Among the lines of the entries below, count those containing the word "pituita" and answer with the number only.

(Records for processing Opens)

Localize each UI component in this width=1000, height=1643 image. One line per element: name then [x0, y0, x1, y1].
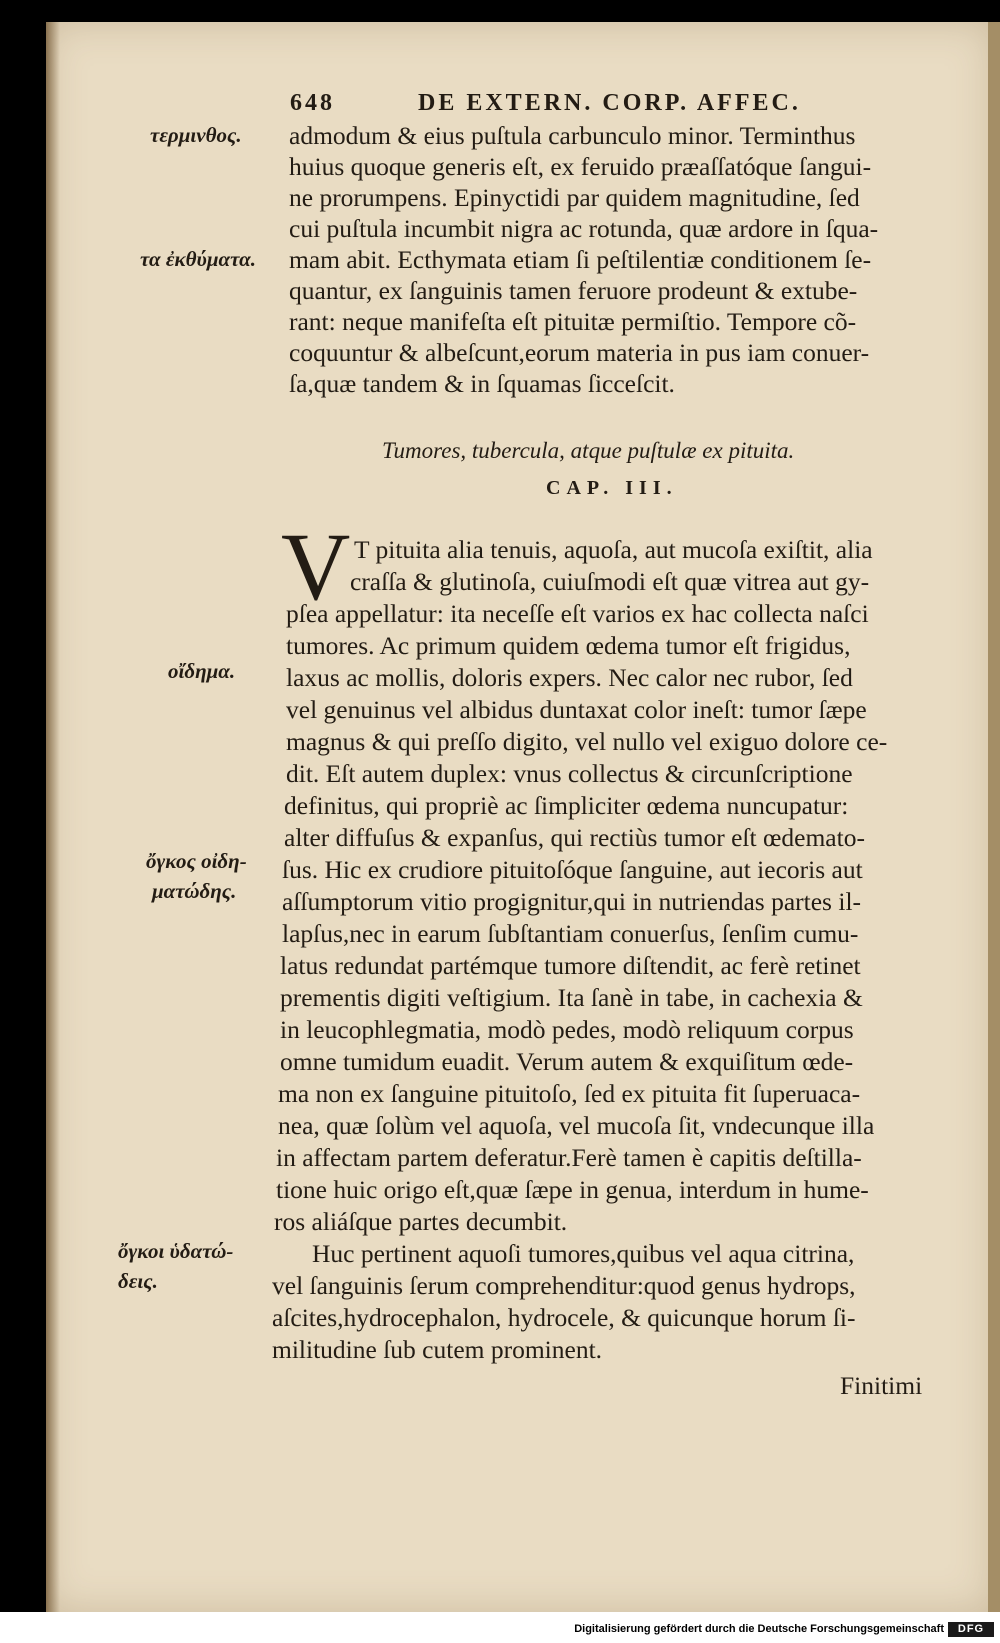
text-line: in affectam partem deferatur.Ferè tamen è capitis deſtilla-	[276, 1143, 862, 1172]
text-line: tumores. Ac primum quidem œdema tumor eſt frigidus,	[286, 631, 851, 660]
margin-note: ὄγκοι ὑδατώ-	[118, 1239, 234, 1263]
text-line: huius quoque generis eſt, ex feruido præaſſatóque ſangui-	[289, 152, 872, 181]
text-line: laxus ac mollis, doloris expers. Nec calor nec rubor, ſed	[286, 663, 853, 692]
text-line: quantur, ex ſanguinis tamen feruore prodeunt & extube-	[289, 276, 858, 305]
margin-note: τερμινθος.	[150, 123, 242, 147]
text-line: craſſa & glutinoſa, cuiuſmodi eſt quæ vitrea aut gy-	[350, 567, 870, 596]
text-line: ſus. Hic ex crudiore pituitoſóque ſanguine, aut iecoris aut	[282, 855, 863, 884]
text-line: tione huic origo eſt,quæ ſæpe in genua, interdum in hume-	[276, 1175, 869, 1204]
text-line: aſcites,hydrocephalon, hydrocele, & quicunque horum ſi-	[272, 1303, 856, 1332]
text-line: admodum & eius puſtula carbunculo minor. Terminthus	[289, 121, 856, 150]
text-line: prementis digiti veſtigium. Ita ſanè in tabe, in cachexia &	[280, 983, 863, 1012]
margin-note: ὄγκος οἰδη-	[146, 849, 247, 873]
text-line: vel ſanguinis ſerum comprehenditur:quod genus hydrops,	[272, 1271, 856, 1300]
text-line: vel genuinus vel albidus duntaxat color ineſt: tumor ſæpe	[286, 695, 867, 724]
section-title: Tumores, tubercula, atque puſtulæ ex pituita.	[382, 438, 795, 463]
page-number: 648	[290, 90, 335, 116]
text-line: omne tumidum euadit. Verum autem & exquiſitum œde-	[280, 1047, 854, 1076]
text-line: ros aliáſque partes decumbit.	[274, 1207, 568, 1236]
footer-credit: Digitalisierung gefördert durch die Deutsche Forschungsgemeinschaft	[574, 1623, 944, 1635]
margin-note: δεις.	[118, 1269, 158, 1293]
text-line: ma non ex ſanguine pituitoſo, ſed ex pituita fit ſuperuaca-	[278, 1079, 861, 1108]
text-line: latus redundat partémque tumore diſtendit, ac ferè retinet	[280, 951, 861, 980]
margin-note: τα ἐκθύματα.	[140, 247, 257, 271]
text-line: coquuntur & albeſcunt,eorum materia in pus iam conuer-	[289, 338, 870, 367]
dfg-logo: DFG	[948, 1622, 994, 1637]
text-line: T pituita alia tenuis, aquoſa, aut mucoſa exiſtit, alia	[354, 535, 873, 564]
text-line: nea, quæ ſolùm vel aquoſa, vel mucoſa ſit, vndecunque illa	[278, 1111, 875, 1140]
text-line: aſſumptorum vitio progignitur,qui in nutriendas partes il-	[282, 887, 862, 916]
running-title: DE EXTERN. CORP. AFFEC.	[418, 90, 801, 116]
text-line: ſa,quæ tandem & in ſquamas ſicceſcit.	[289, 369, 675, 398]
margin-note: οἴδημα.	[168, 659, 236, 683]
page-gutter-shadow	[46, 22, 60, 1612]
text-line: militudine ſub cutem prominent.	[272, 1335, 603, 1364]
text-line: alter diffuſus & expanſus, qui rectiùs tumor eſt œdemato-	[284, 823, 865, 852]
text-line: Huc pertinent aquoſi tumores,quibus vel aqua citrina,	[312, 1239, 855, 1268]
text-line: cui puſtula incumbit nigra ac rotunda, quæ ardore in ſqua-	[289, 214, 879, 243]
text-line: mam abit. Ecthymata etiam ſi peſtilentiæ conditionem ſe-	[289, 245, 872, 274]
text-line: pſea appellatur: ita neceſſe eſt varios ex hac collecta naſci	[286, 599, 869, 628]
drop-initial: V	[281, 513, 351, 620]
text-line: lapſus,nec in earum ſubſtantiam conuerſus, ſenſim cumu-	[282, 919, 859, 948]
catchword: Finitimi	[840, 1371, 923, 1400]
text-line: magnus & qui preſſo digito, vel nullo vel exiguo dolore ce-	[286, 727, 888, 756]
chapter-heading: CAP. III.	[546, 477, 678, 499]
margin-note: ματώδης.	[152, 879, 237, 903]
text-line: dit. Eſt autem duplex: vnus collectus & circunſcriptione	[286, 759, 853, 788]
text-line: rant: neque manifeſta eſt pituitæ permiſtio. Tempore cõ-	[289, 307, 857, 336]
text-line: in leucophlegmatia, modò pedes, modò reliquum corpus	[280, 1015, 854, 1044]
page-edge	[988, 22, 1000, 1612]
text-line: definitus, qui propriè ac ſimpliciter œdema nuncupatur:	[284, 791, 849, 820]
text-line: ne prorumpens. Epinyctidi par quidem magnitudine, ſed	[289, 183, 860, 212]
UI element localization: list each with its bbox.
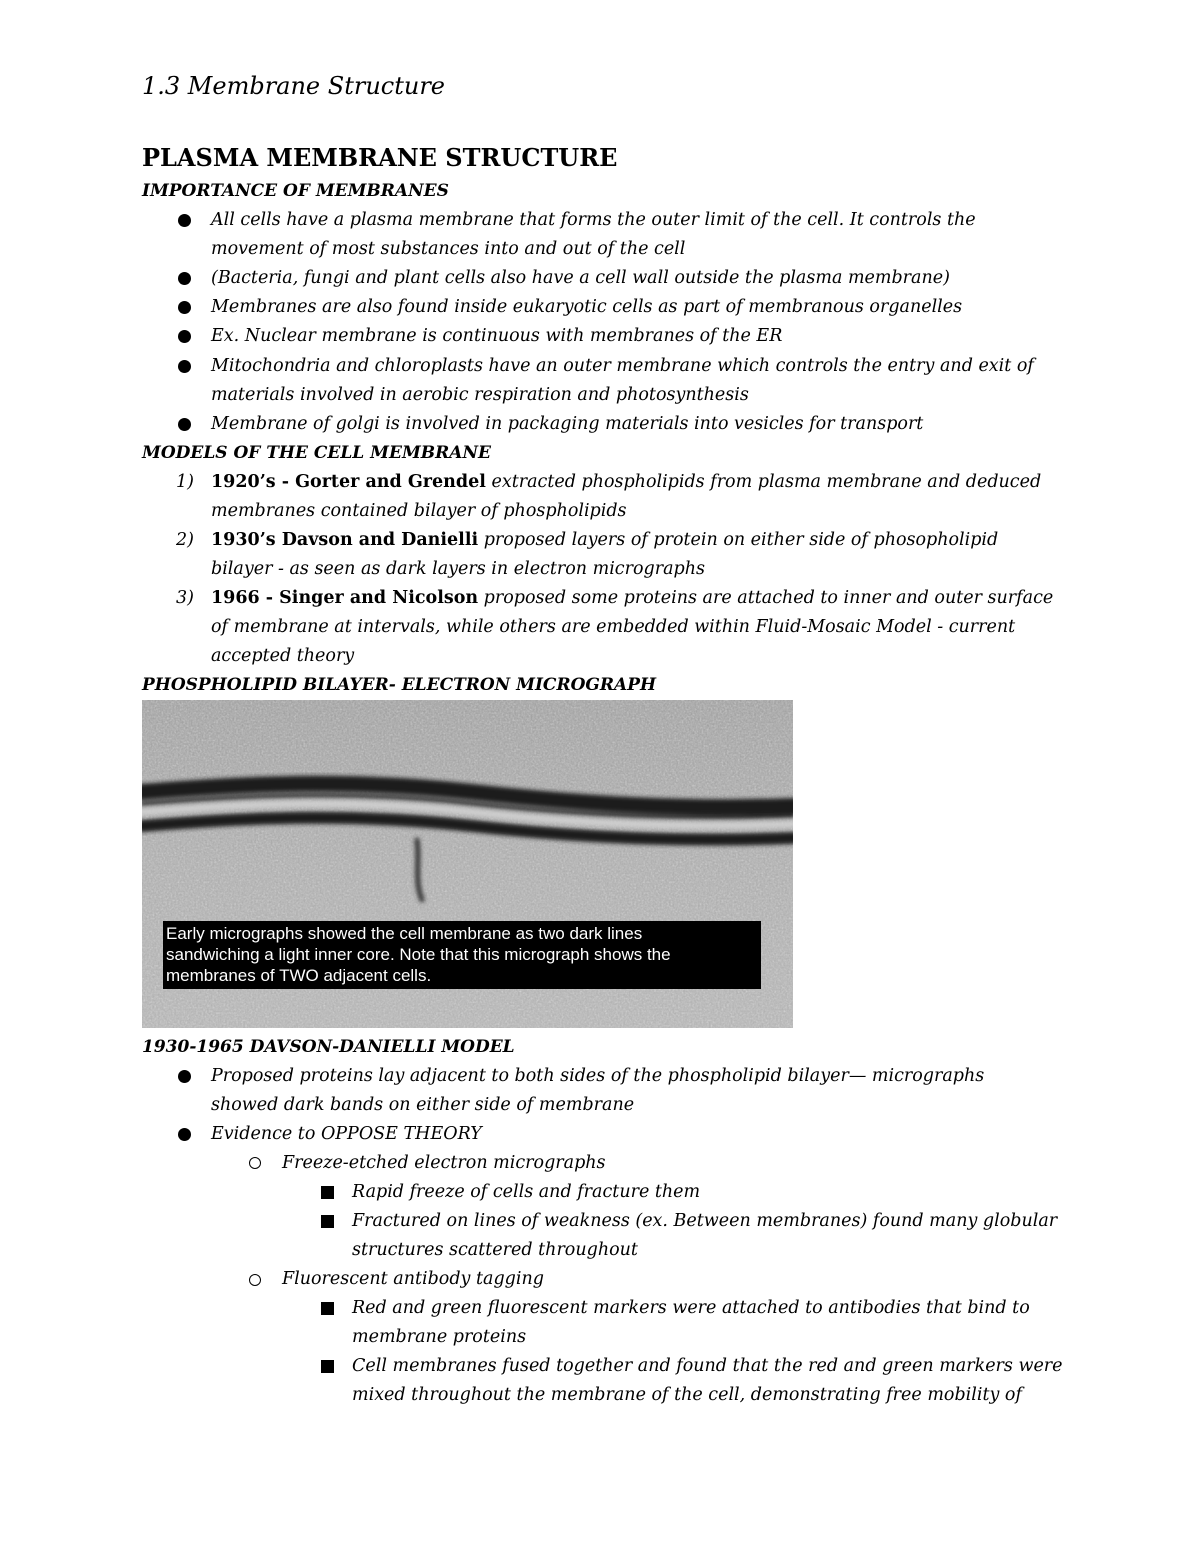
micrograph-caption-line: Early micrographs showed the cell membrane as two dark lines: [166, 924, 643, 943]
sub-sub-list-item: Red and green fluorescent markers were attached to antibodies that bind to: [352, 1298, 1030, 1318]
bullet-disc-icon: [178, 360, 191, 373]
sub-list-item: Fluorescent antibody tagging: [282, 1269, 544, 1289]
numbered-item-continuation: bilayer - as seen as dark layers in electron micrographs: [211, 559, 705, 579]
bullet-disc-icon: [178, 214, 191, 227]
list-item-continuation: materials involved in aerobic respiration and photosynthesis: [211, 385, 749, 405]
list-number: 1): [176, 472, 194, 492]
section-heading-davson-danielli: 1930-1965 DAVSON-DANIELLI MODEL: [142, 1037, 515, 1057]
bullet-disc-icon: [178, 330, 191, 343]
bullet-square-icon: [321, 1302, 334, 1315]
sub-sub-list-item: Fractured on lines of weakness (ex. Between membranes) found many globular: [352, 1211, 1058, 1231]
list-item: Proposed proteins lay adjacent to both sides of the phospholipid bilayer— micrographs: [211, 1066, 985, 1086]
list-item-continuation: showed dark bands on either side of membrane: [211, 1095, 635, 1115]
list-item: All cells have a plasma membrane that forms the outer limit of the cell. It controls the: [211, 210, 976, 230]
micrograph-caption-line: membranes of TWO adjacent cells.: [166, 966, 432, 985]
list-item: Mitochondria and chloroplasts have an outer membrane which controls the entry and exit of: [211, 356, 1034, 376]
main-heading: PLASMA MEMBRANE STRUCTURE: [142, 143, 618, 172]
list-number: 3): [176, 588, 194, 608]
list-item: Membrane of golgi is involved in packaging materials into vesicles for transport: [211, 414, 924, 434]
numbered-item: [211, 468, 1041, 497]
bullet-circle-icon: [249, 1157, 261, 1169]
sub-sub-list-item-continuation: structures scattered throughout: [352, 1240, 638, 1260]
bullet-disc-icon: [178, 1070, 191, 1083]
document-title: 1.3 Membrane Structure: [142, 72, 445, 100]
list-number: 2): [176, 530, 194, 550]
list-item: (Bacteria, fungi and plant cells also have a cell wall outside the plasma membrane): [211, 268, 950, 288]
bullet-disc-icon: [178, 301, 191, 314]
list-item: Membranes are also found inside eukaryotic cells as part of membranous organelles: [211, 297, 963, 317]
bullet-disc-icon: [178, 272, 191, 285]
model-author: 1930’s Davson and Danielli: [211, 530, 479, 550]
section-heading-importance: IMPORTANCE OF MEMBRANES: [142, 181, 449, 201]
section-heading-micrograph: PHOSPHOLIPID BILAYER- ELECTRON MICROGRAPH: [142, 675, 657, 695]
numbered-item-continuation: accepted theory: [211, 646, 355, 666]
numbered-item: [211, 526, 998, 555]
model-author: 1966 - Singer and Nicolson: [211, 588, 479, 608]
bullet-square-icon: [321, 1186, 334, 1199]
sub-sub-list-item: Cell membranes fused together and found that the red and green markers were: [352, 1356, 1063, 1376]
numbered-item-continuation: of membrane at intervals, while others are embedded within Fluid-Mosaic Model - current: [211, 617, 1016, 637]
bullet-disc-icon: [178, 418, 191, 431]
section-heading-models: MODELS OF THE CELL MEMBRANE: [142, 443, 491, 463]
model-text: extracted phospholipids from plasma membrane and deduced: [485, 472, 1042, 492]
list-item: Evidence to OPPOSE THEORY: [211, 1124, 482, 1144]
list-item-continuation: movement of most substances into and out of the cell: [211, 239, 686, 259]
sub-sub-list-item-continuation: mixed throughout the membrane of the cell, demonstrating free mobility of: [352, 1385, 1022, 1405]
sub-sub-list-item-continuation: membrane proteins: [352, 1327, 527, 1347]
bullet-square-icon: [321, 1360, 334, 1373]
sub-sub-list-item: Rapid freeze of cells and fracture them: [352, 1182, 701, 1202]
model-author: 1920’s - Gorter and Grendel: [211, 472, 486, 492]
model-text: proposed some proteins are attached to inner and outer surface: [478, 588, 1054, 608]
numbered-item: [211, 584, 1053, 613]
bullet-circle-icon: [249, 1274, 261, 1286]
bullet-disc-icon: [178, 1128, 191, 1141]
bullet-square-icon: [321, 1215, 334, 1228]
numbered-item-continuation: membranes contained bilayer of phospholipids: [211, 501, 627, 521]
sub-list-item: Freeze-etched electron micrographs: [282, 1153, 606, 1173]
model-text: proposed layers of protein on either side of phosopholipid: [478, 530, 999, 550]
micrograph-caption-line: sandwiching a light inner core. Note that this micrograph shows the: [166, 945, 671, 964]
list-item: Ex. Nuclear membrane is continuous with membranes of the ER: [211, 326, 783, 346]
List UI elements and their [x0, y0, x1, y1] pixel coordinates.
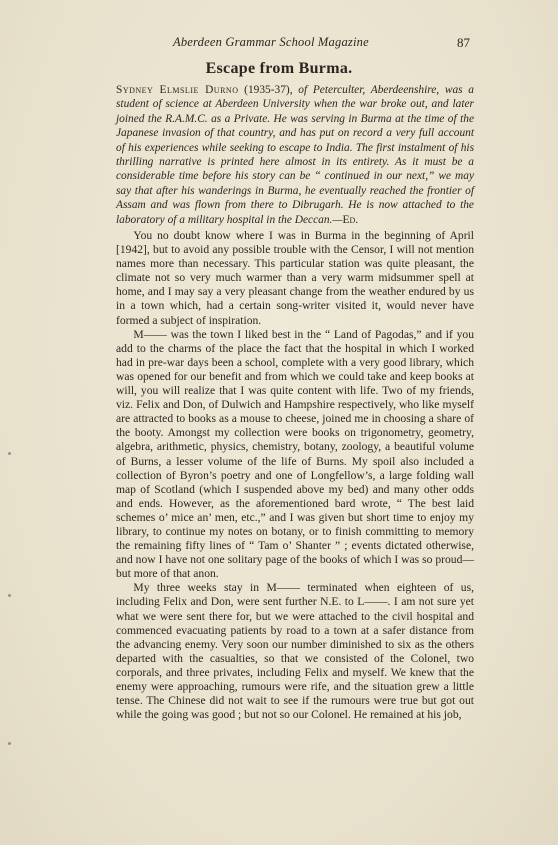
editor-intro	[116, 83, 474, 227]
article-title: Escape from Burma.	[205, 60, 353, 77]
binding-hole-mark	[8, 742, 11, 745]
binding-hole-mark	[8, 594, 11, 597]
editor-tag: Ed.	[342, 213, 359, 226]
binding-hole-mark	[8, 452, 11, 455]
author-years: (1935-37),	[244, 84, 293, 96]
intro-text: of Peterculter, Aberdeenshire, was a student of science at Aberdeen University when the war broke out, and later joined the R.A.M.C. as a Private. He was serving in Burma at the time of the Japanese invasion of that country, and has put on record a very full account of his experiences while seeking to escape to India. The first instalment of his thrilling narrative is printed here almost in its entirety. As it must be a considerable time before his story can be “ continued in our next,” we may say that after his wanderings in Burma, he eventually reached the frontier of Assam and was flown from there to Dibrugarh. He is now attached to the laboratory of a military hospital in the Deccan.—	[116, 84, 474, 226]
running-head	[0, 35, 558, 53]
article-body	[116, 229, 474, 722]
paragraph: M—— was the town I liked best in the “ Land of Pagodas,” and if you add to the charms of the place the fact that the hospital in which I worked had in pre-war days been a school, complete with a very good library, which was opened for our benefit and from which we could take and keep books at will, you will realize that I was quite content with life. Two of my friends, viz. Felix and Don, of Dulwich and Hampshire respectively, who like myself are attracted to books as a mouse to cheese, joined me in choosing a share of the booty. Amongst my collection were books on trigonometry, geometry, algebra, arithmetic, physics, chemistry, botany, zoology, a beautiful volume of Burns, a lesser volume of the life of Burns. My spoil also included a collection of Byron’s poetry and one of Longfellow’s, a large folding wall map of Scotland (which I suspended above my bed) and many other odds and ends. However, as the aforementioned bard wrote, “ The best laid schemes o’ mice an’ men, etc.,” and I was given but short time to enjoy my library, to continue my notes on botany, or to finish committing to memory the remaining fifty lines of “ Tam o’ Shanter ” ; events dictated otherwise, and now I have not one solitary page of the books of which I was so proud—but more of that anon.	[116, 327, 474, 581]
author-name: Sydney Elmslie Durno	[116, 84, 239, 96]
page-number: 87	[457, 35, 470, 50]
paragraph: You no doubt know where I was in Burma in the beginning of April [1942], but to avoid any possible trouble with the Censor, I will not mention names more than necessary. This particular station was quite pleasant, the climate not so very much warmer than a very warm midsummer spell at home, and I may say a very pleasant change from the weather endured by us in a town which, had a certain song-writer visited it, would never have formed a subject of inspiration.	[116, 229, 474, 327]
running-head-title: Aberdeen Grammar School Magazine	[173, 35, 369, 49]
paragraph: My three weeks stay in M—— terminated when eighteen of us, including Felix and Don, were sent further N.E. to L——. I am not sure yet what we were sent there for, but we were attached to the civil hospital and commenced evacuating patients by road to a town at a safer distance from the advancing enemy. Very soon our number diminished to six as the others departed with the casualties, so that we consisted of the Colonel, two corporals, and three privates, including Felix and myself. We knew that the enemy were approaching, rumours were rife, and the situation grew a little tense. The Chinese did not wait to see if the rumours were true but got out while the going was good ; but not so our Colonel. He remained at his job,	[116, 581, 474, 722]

(Records for processing Closes)

Reply to the exercise:
3